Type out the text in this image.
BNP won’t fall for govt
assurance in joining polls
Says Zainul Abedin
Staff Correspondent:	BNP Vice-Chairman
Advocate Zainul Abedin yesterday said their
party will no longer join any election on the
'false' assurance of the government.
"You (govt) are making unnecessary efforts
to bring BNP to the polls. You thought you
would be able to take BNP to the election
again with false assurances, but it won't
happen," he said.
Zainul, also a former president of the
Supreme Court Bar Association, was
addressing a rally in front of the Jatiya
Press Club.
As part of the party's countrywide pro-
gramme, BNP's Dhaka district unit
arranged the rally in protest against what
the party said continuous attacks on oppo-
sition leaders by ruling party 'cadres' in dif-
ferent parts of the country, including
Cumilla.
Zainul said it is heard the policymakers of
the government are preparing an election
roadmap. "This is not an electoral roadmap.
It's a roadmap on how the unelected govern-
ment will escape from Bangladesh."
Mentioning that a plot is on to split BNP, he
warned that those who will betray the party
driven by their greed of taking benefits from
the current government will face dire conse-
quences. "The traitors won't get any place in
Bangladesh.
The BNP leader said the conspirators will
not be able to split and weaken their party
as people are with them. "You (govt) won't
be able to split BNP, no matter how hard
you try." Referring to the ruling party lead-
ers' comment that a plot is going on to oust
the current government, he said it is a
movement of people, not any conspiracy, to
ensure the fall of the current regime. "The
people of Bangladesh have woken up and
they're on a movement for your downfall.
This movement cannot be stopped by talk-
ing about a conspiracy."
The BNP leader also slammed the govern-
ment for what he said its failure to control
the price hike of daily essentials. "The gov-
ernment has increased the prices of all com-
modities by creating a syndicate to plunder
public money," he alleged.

### AIM
Determine how many lines of the data contain "split" and give nothing but that number.

### ANSWER BELOW
3